TASK GOAL: Could you transcribe every record below exactly as written, leaving out any pictures?

--- BEGIN STORED RECORDS ---

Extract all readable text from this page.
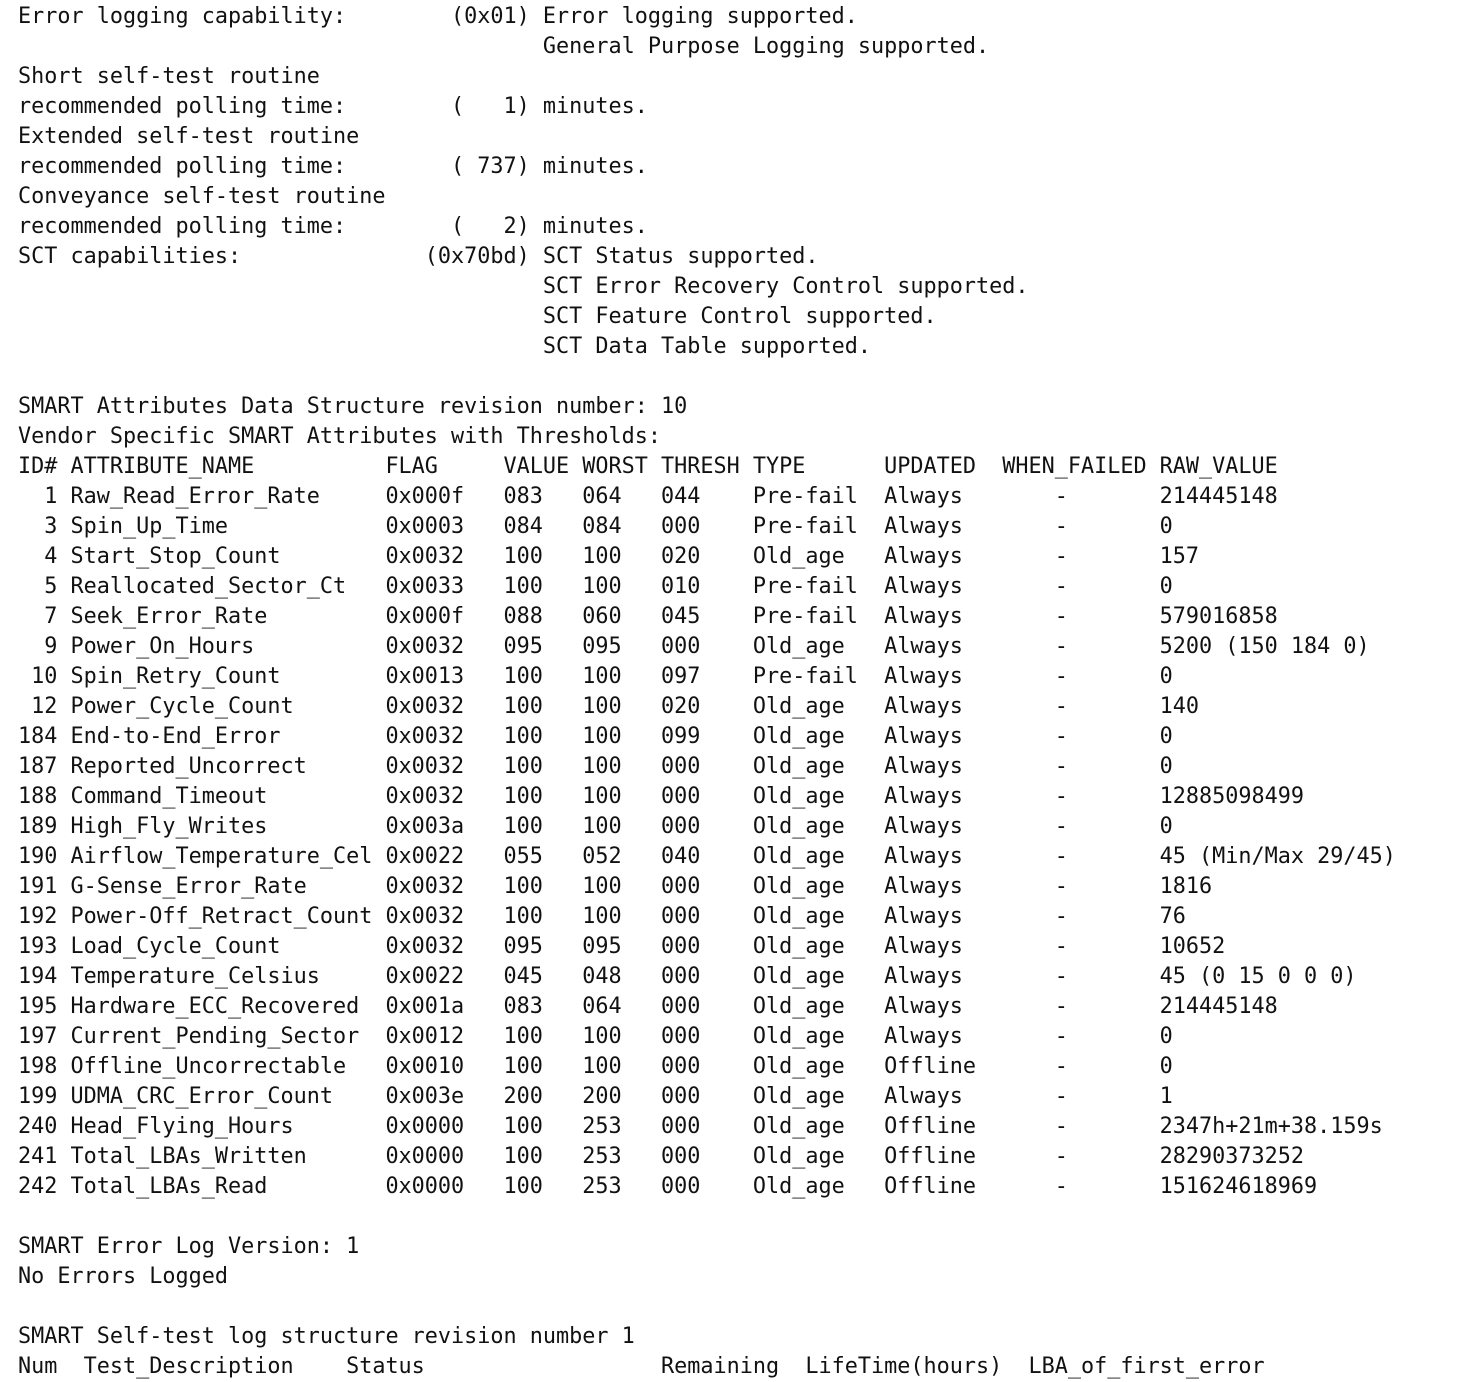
Error logging capability:        (0x01) Error logging supported.
General Purpose Logging supported.
Short self-test routine
recommended polling time:        (   1) minutes.
Extended self-test routine
recommended polling time:        ( 737) minutes.
Conveyance self-test routine
recommended polling time:        (   2) minutes.
SCT capabilities:              (0x70bd) SCT Status supported.
SCT Error Recovery Control supported.
SCT Feature Control supported.
SCT Data Table supported.
SMART Attributes Data Structure revision number: 10
Vendor Specific SMART Attributes with Thresholds:
ID# ATTRIBUTE_NAME          FLAG     VALUE WORST THRESH TYPE      UPDATED  WHEN_FAILED RAW_VALUE
1 Raw_Read_Error_Rate     0x000f   083   064   044    Pre-fail  Always       -       214445148
3 Spin_Up_Time            0x0003   084   084   000    Pre-fail  Always       -       0
4 Start_Stop_Count        0x0032   100   100   020    Old_age   Always       -       157
5 Reallocated_Sector_Ct   0x0033   100   100   010    Pre-fail  Always       -       0
7 Seek_Error_Rate         0x000f   088   060   045    Pre-fail  Always       -       579016858
9 Power_On_Hours          0x0032   095   095   000    Old_age   Always       -       5200 (150 184 0)
10 Spin_Retry_Count        0x0013   100   100   097    Pre-fail  Always       -       0
12 Power_Cycle_Count       0x0032   100   100   020    Old_age   Always       -       140
184 End-to-End_Error        0x0032   100   100   099    Old_age   Always       -       0
187 Reported_Uncorrect      0x0032   100   100   000    Old_age   Always       -       0
188 Command_Timeout         0x0032   100   100   000    Old_age   Always       -       12885098499
189 High_Fly_Writes         0x003a   100   100   000    Old_age   Always       -       0
190 Airflow_Temperature_Cel 0x0022   055   052   040    Old_age   Always       -       45 (Min/Max 29/45)
191 G-Sense_Error_Rate      0x0032   100   100   000    Old_age   Always       -       1816
192 Power-Off_Retract_Count 0x0032   100   100   000    Old_age   Always       -       76
193 Load_Cycle_Count        0x0032   095   095   000    Old_age   Always       -       10652
194 Temperature_Celsius     0x0022   045   048   000    Old_age   Always       -       45 (0 15 0 0 0)
195 Hardware_ECC_Recovered  0x001a   083   064   000    Old_age   Always       -       214445148
197 Current_Pending_Sector  0x0012   100   100   000    Old_age   Always       -       0
198 Offline_Uncorrectable   0x0010   100   100   000    Old_age   Offline      -       0
199 UDMA_CRC_Error_Count    0x003e   200   200   000    Old_age   Always       -       1
240 Head_Flying_Hours       0x0000   100   253   000    Old_age   Offline      -       2347h+21m+38.159s
241 Total_LBAs_Written      0x0000   100   253   000    Old_age   Offline      -       28290373252
242 Total_LBAs_Read         0x0000   100   253   000    Old_age   Offline      -       151624618969
SMART Error Log Version: 1
No Errors Logged
SMART Self-test log structure revision number 1
Num  Test_Description    Status                  Remaining  LifeTime(hours)  LBA_of_first_error
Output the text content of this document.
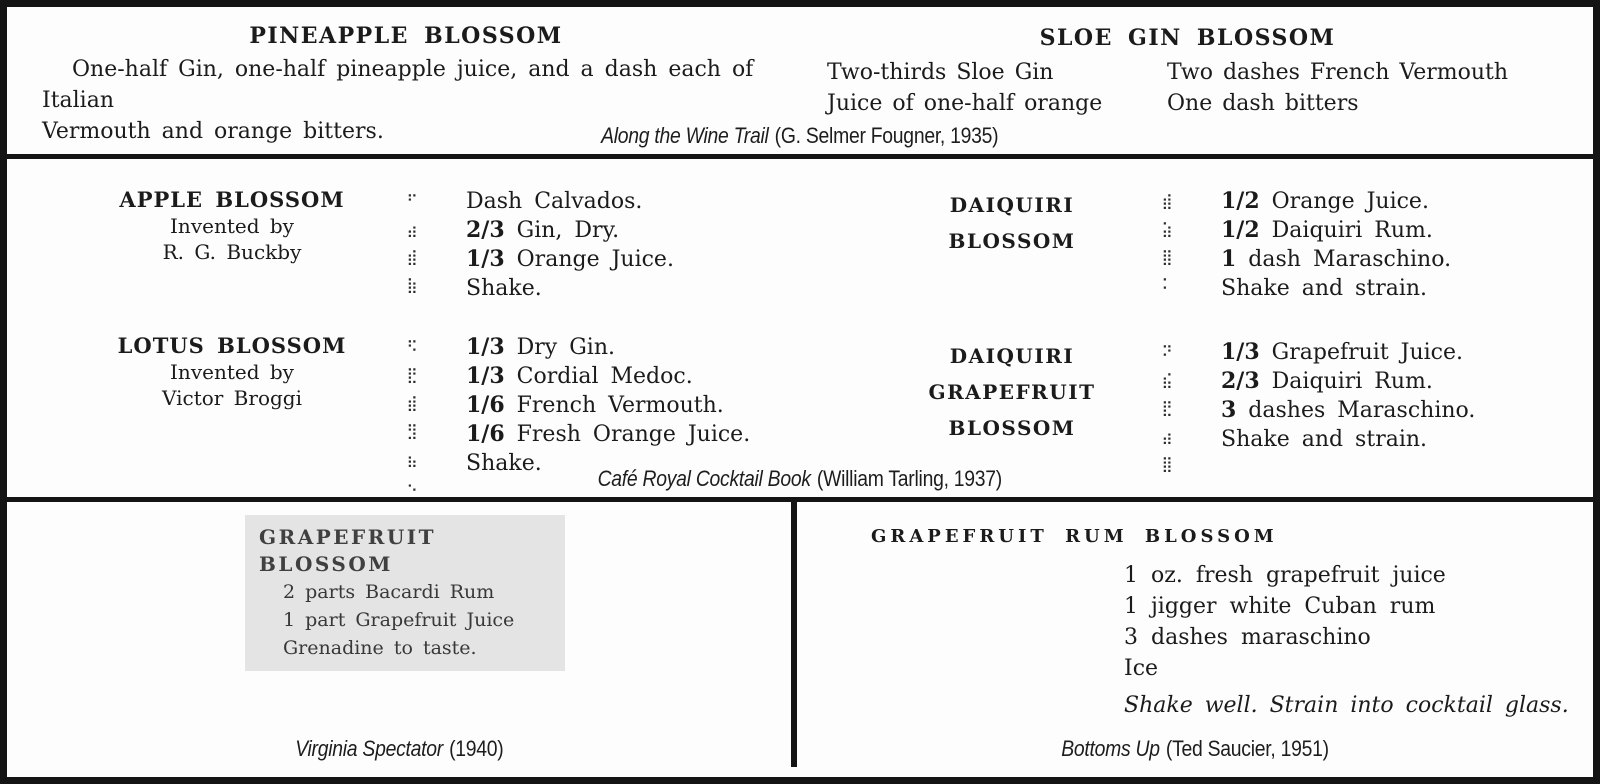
PINEAPPLE BLOSSOM

One-half Gin, one-half pineapple juice, and a dash each of Italian
Vermouth and orange bitters.

SLOE GIN BLOSSOM
Two-thirds Sloe Gin
Juice of one-half orange
Two dashes French Vermouth
One dash bitters
Along the Wine Trail (G. Selmer Fougner, 1935)
APPLE BLOSSOM
Invented by
R. G. Buckby
⠋
⣴
⣾
⣷
Dash Calvados.
2/3 Gin, Dry.
1/3 Orange Juice.
Shake.
LOTUS BLOSSOM
Invented by
Victor Broggi
⠫
⣟
⣾
⣻
⣦
⠢
1/3 Dry Gin.
1/3 Cordial Medoc.
1/6 French Vermouth.
1/6 Fresh Orange Juice.
Shake.
DAIQUIRI
BLOSSOM
⣾
⣵
⣿
⠅
1/2 Orange Juice.
1/2 Daiquiri Rum.
1 dash Maraschino.
Shake and strain.
DAIQUIRI
GRAPEFRUIT
BLOSSOM
⠝
⣮
⣟
⣴
⣿
1/3 Grapefruit Juice.
2/3 Daiquiri Rum.
3 dashes Maraschino.
Shake and strain.
Café Royal Cocktail Book (William Tarling, 1937)
GRAPEFRUIT BLOSSOM
2 parts Bacardi Rum
1 part Grapefruit Juice
Grenadine to taste.
Virginia Spectator (1940)
GRAPEFRUIT RUM BLOSSOM
1 oz. fresh grapefruit juice
1 jigger white Cuban rum
3 dashes maraschino
Ice
Shake well. Strain into cocktail glass.
Bottoms Up (Ted Saucier, 1951)
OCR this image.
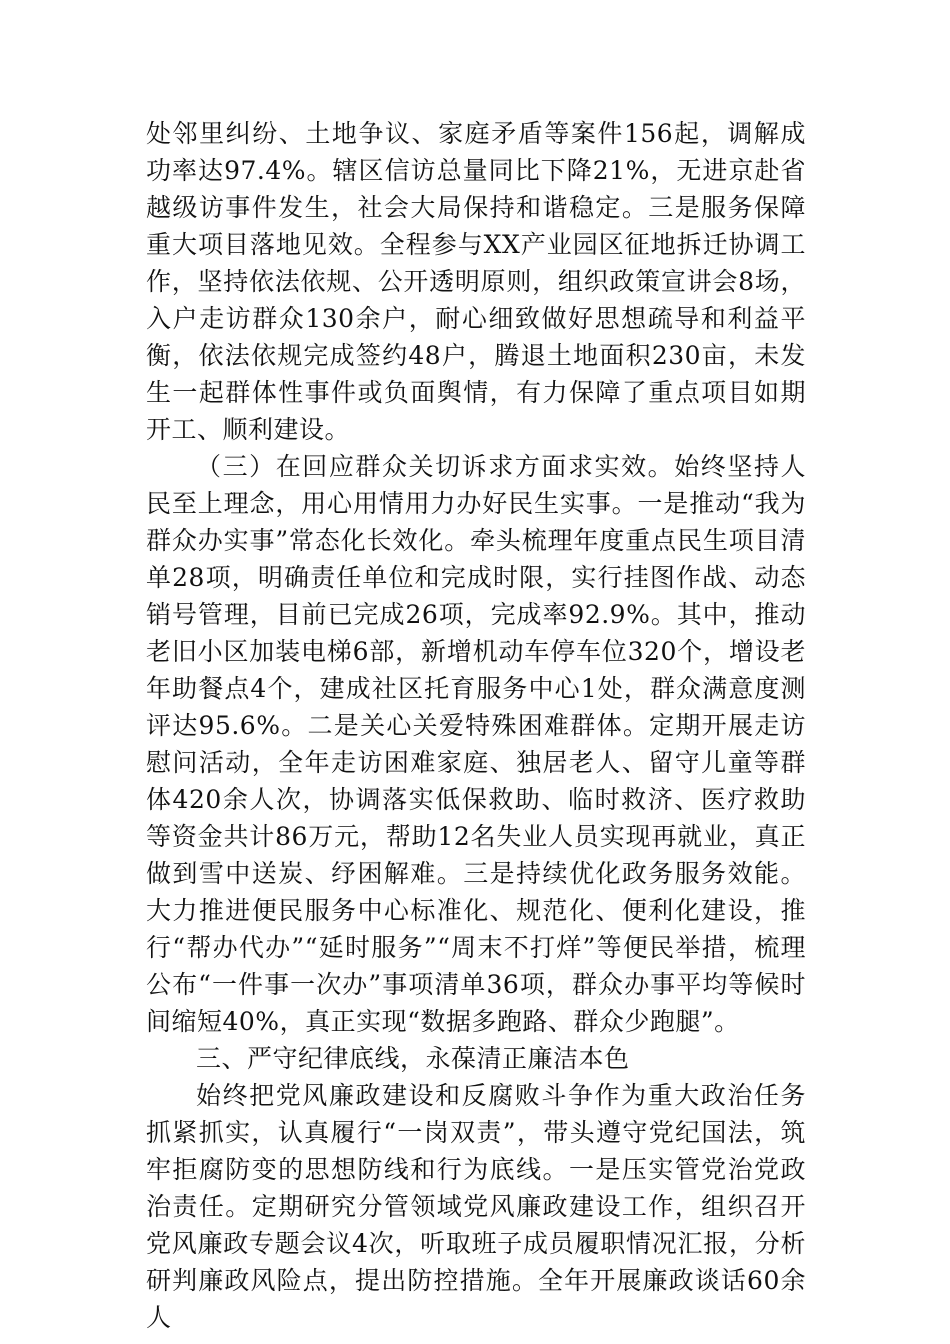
处邻里纠纷、土地争议、家庭矛盾等案件156起，调解成功率达97.4%。辖区信访总量同比下降21%，无进京赴省越级访事件发生，社会大局保持和谐稳定。三是服务保障重大项目落地见效。全程参与XX产业园区征地拆迁协调工作，坚持依法依规、公开透明原则，组织政策宣讲会8场，入户走访群众130余户，耐心细致做好思想疏导和利益平衡，依法依规完成签约48户，腾退土地面积230亩，未发生一起群体性事件或负面舆情，有力保障了重点项目如期开工、顺利建设。

（三）在回应群众关切诉求方面求实效。始终坚持人民至上理念，用心用情用力办好民生实事。一是推动“我为群众办实事”常态化长效化。牵头梳理年度重点民生项目清单28项，明确责任单位和完成时限，实行挂图作战、动态销号管理，目前已完成26项，完成率92.9%。其中，推动老旧小区加装电梯6部，新增机动车停车位320个，增设老年助餐点4个，建成社区托育服务中心1处，群众满意度测评达95.6%。二是关心关爱特殊困难群体。定期开展走访慰问活动，全年走访困难家庭、独居老人、留守儿童等群体420余人次，协调落实低保救助、临时救济、医疗救助等资金共计86万元，帮助12名失业人员实现再就业，真正做到雪中送炭、纾困解难。三是持续优化政务服务效能。大力推进便民服务中心标准化、规范化、便利化建设，推行“帮办代办”“延时服务”“周末不打烊”等便民举措，梳理公布“一件事一次办”事项清单36项，群众办事平均等候时间缩短40%，真正实现“数据多跑路、群众少跑腿”。

三、严守纪律底线，永葆清正廉洁本色

始终把党风廉政建设和反腐败斗争作为重大政治任务抓紧抓实，认真履行“一岗双责”，带头遵守党纪国法，筑牢拒腐防变的思想防线和行为底线。一是压实管党治党政治责任。定期研究分管领域党风廉政建设工作，组织召开党风廉政专题会议4次，听取班子成员履职情况汇报，分析研判廉政风险点，提出防控措施。全年开展廉政谈话60余人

--- END STORED RECORDS ---

TASK RESPONSE:
Extract all readable text from this page.
Error logging capability:        (0x01) Error logging supported.
General Purpose Logging supported.
Short self-test routine
recommended polling time:        (   1) minutes.
Extended self-test routine
recommended polling time:        ( 737) minutes.
Conveyance self-test routine
recommended polling time:        (   2) minutes.
SCT capabilities:              (0x70bd) SCT Status supported.
SCT Error Recovery Control supported.
SCT Feature Control supported.
SCT Data Table supported.
SMART Attributes Data Structure revision number: 10
Vendor Specific SMART Attributes with Thresholds:
ID# ATTRIBUTE_NAME          FLAG     VALUE WORST THRESH TYPE      UPDATED  WHEN_FAILED RAW_VALUE
1 Raw_Read_Error_Rate     0x000f   083   064   044    Pre-fail  Always       -       214445148
3 Spin_Up_Time            0x0003   084   084   000    Pre-fail  Always       -       0
4 Start_Stop_Count        0x0032   100   100   020    Old_age   Always       -       157
5 Reallocated_Sector_Ct   0x0033   100   100   010    Pre-fail  Always       -       0
7 Seek_Error_Rate         0x000f   088   060   045    Pre-fail  Always       -       579016858
9 Power_On_Hours          0x0032   095   095   000    Old_age   Always       -       5200 (150 184 0)
10 Spin_Retry_Count        0x0013   100   100   097    Pre-fail  Always       -       0
12 Power_Cycle_Count       0x0032   100   100   020    Old_age   Always       -       140
184 End-to-End_Error        0x0032   100   100   099    Old_age   Always       -       0
187 Reported_Uncorrect      0x0032   100   100   000    Old_age   Always       -       0
188 Command_Timeout         0x0032   100   100   000    Old_age   Always       -       12885098499
189 High_Fly_Writes         0x003a   100   100   000    Old_age   Always       -       0
190 Airflow_Temperature_Cel 0x0022   055   052   040    Old_age   Always       -       45 (Min/Max 29/45)
191 G-Sense_Error_Rate      0x0032   100   100   000    Old_age   Always       -       1816
192 Power-Off_Retract_Count 0x0032   100   100   000    Old_age   Always       -       76
193 Load_Cycle_Count        0x0032   095   095   000    Old_age   Always       -       10652
194 Temperature_Celsius     0x0022   045   048   000    Old_age   Always       -       45 (0 15 0 0 0)
195 Hardware_ECC_Recovered  0x001a   083   064   000    Old_age   Always       -       214445148
197 Current_Pending_Sector  0x0012   100   100   000    Old_age   Always       -       0
198 Offline_Uncorrectable   0x0010   100   100   000    Old_age   Offline      -       0
199 UDMA_CRC_Error_Count    0x003e   200   200   000    Old_age   Always       -       1
240 Head_Flying_Hours       0x0000   100   253   000    Old_age   Offline      -       2347h+21m+38.159s
241 Total_LBAs_Written      0x0000   100   253   000    Old_age   Offline      -       28290373252
242 Total_LBAs_Read         0x0000   100   253   000    Old_age   Offline      -       151624618969
SMART Error Log Version: 1
No Errors Logged
SMART Self-test log structure revision number 1
Num  Test_Description    Status                  Remaining  LifeTime(hours)  LBA_of_first_error
Output the text content of this document.
PINEAPPLE BLOSSOM

One-half Gin, one-half pineapple juice, and a dash each of Italian
Vermouth and orange bitters.

SLOE GIN BLOSSOM
Two-thirds Sloe Gin
Juice of one-half orange
Two dashes French Vermouth
One dash bitters
Along the Wine Trail (G. Selmer Fougner, 1935)
APPLE BLOSSOM
Invented by
R. G. Buckby
⠋
⣴
⣾
⣷
Dash Calvados.
2/3 Gin, Dry.
1/3 Orange Juice.
Shake.
LOTUS BLOSSOM
Invented by
Victor Broggi
⠫
⣟
⣾
⣻
⣦
⠢
1/3 Dry Gin.
1/3 Cordial Medoc.
1/6 French Vermouth.
1/6 Fresh Orange Juice.
Shake.
DAIQUIRI
BLOSSOM
⣾
⣵
⣿
⠅
1/2 Orange Juice.
1/2 Daiquiri Rum.
1 dash Maraschino.
Shake and strain.
DAIQUIRI
GRAPEFRUIT
BLOSSOM
⠝
⣮
⣟
⣴
⣿
1/3 Grapefruit Juice.
2/3 Daiquiri Rum.
3 dashes Maraschino.
Shake and strain.
Café Royal Cocktail Book (William Tarling, 1937)
GRAPEFRUIT BLOSSOM
2 parts Bacardi Rum
1 part Grapefruit Juice
Grenadine to taste.
Virginia Spectator (1940)
GRAPEFRUIT RUM BLOSSOM
1 oz. fresh grapefruit juice
1 jigger white Cuban rum
3 dashes maraschino
Ice
Shake well. Strain into cocktail glass.
Bottoms Up (Ted Saucier, 1951)
OCR this image.
处邻里纠纷、土地争议、家庭矛盾等案件156起，调解成功率达97.4%。辖区信访总量同比下降21%，无进京赴省越级访事件发生，社会大局保持和谐稳定。三是服务保障重大项目落地见效。全程参与XX产业园区征地拆迁协调工作，坚持依法依规、公开透明原则，组织政策宣讲会8场，入户走访群众130余户，耐心细致做好思想疏导和利益平衡，依法依规完成签约48户，腾退土地面积230亩，未发生一起群体性事件或负面舆情，有力保障了重点项目如期开工、顺利建设。

（三）在回应群众关切诉求方面求实效。始终坚持人民至上理念，用心用情用力办好民生实事。一是推动“我为群众办实事”常态化长效化。牵头梳理年度重点民生项目清单28项，明确责任单位和完成时限，实行挂图作战、动态销号管理，目前已完成26项，完成率92.9%。其中，推动老旧小区加装电梯6部，新增机动车停车位320个，增设老年助餐点4个，建成社区托育服务中心1处，群众满意度测评达95.6%。二是关心关爱特殊困难群体。定期开展走访慰问活动，全年走访困难家庭、独居老人、留守儿童等群体420余人次，协调落实低保救助、临时救济、医疗救助等资金共计86万元，帮助12名失业人员实现再就业，真正做到雪中送炭、纾困解难。三是持续优化政务服务效能。大力推进便民服务中心标准化、规范化、便利化建设，推行“帮办代办”“延时服务”“周末不打烊”等便民举措，梳理公布“一件事一次办”事项清单36项，群众办事平均等候时间缩短40%，真正实现“数据多跑路、群众少跑腿”。

三、严守纪律底线，永葆清正廉洁本色

始终把党风廉政建设和反腐败斗争作为重大政治任务抓紧抓实，认真履行“一岗双责”，带头遵守党纪国法，筑牢拒腐防变的思想防线和行为底线。一是压实管党治党政治责任。定期研究分管领域党风廉政建设工作，组织召开党风廉政专题会议4次，听取班子成员履职情况汇报，分析研判廉政风险点，提出防控措施。全年开展廉政谈话60余人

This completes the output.